Request: Write out each record below exactly as it appears, with no pictures.

Input for this task:
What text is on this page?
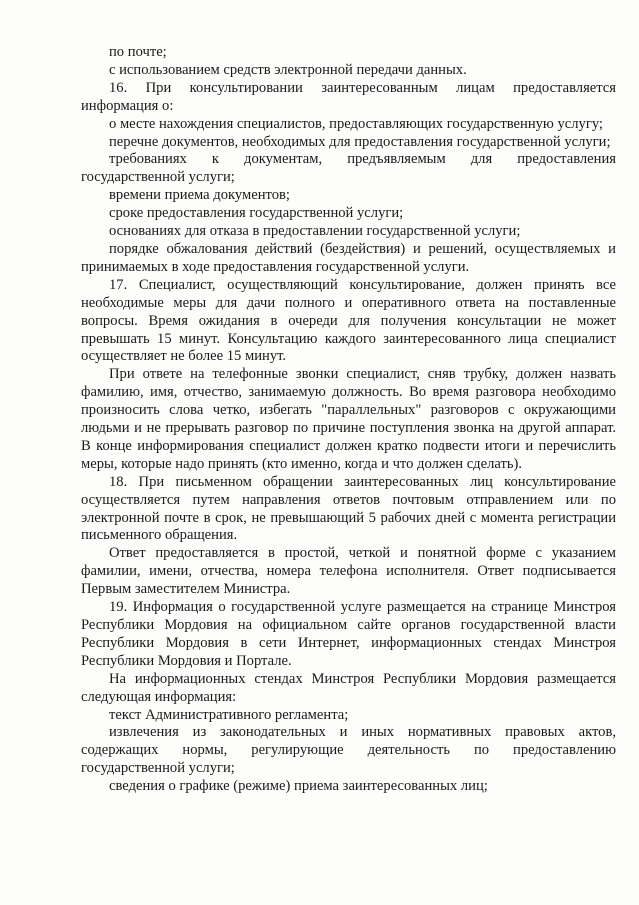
по почте;

с использованием средств электронной передачи данных.

16. При консультировании заинтересованным лицам предоставляется информация о:

о месте нахождения специалистов, предоставляющих государственную услугу;

перечне документов, необходимых для предоставления государственной услуги;

требованиях к документам, предъявляемым для предоставления государственной услуги;

времени приема документов;

сроке предоставления государственной услуги;

основаниях для отказа в предоставлении государственной услуги;

порядке обжалования действий (бездействия) и решений, осуществляемых и принимаемых в ходе предоставления государственной услуги.

17. Специалист, осуществляющий консультирование, должен принять все необходимые меры для дачи полного и оперативного ответа на поставленные вопросы. Время ожидания в очереди для получения консультации не может превышать 15 минут. Консультацию каждого заинтересованного лица специалист осуществляет не более 15 минут.

При ответе на телефонные звонки специалист, сняв трубку, должен назвать фамилию, имя, отчество, занимаемую должность. Во время разговора необходимо произносить слова четко, избегать "параллельных" разговоров с окружающими людьми и не прерывать разговор по причине поступления звонка на другой аппарат. В конце информирования специалист должен кратко подвести итоги и перечислить меры, которые надо принять (кто именно, когда и что должен сделать).

18. При письменном обращении заинтересованных лиц консультирование осуществляется путем направления ответов почтовым отправлением или по электронной почте в срок, не превышающий 5 рабочих дней с момента регистрации письменного обращения.

Ответ предоставляется в простой, четкой и понятной форме с указанием фамилии, имени, отчества, номера телефона исполнителя. Ответ подписывается Первым заместителем Министра.

19. Информация о государственной услуге размещается на странице Минстроя Республики Мордовия на официальном сайте органов государственной власти Республики Мордовия в сети Интернет, информационных стендах Минстроя Республики Мордовия и Портале.

На информационных стендах Минстроя Республики Мордовия размещается следующая информация:

текст Административного регламента;

извлечения из законодательных и иных нормативных правовых актов, содержащих нормы, регулирующие деятельность по предоставлению государственной услуги;

сведения о графике (режиме) приема заинтересованных лиц;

Finished task:
What text is on this page?
по почте;

с использованием средств электронной передачи данных.

16. При консультировании заинтересованным лицам предоставляется информация о:

о месте нахождения специалистов, предоставляющих государственную услугу;

перечне документов, необходимых для предоставления государственной услуги;

требованиях к документам, предъявляемым для предоставления государственной услуги;

времени приема документов;

сроке предоставления государственной услуги;

основаниях для отказа в предоставлении государственной услуги;

порядке обжалования действий (бездействия) и решений, осуществляемых и принимаемых в ходе предоставления государственной услуги.

17. Специалист, осуществляющий консультирование, должен принять все необходимые меры для дачи полного и оперативного ответа на поставленные вопросы. Время ожидания в очереди для получения консультации не может превышать 15 минут. Консультацию каждого заинтересованного лица специалист осуществляет не более 15 минут.

При ответе на телефонные звонки специалист, сняв трубку, должен назвать фамилию, имя, отчество, занимаемую должность. Во время разговора необходимо произносить слова четко, избегать "параллельных" разговоров с окружающими людьми и не прерывать разговор по причине поступления звонка на другой аппарат. В конце информирования специалист должен кратко подвести итоги и перечислить меры, которые надо принять (кто именно, когда и что должен сделать).

18. При письменном обращении заинтересованных лиц консультирование осуществляется путем направления ответов почтовым отправлением или по электронной почте в срок, не превышающий 5 рабочих дней с момента регистрации письменного обращения.

Ответ предоставляется в простой, четкой и понятной форме с указанием фамилии, имени, отчества, номера телефона исполнителя. Ответ подписывается Первым заместителем Министра.

19. Информация о государственной услуге размещается на странице Минстроя Республики Мордовия на официальном сайте органов государственной власти Республики Мордовия в сети Интернет, информационных стендах Минстроя Республики Мордовия и Портале.

На информационных стендах Минстроя Республики Мордовия размещается следующая информация:

текст Административного регламента;

извлечения из законодательных и иных нормативных правовых актов, содержащих нормы, регулирующие деятельность по предоставлению государственной услуги;

сведения о графике (режиме) приема заинтересованных лиц;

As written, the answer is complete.